─── GIVEN DATA

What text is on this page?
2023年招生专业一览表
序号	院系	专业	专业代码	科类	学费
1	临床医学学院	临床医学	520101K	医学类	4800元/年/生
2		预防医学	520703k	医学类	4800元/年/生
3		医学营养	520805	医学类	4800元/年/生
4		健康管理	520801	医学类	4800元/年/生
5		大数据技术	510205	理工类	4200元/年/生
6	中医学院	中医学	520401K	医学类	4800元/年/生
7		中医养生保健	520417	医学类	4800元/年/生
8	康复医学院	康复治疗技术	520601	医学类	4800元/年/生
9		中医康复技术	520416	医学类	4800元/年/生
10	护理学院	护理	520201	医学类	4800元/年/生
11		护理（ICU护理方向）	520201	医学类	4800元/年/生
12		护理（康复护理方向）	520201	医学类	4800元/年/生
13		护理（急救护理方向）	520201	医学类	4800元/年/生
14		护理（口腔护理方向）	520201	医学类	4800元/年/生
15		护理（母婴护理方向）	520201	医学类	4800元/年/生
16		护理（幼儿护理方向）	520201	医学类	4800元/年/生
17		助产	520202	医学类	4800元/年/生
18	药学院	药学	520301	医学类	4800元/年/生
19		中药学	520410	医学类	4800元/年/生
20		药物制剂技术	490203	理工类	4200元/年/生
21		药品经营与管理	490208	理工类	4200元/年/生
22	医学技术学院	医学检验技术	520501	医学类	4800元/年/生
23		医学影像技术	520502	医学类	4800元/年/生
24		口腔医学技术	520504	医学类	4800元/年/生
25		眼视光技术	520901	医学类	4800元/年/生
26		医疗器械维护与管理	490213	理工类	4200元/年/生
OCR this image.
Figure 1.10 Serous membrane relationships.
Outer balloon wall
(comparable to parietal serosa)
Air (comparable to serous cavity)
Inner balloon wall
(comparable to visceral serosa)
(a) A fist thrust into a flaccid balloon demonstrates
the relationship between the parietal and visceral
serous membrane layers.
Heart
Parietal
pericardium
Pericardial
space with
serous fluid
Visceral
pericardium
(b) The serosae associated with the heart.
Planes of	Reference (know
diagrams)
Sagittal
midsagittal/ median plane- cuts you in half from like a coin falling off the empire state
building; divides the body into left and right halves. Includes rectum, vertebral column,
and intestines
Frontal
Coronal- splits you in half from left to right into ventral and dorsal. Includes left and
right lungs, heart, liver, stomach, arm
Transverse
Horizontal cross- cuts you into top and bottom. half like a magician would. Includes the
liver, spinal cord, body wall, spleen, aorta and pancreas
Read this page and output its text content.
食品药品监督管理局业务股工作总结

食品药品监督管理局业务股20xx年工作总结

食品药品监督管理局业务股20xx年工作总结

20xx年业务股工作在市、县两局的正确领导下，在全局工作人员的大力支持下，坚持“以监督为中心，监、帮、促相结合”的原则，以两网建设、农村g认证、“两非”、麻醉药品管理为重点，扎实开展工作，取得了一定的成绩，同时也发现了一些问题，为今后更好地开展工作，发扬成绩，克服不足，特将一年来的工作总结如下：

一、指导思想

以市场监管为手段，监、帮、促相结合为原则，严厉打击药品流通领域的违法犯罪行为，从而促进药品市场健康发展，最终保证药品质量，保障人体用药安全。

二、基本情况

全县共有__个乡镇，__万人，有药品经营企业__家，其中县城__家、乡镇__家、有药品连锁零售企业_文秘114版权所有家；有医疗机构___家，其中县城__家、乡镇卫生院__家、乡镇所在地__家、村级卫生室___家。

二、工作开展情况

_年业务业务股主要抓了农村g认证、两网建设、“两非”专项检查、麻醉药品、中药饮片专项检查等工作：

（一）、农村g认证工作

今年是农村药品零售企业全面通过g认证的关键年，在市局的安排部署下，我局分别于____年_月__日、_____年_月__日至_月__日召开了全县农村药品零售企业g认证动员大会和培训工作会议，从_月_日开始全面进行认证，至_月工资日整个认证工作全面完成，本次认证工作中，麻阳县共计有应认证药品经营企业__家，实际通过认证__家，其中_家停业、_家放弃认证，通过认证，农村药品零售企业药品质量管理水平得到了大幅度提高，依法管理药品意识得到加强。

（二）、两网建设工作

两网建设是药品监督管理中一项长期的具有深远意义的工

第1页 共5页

──────

# DIRECTIONS
Filter the listing above for the string "page" and copy every matching line.

# OUTPUT OF THE TASK
What text is on this page?
Read this page and output its text content.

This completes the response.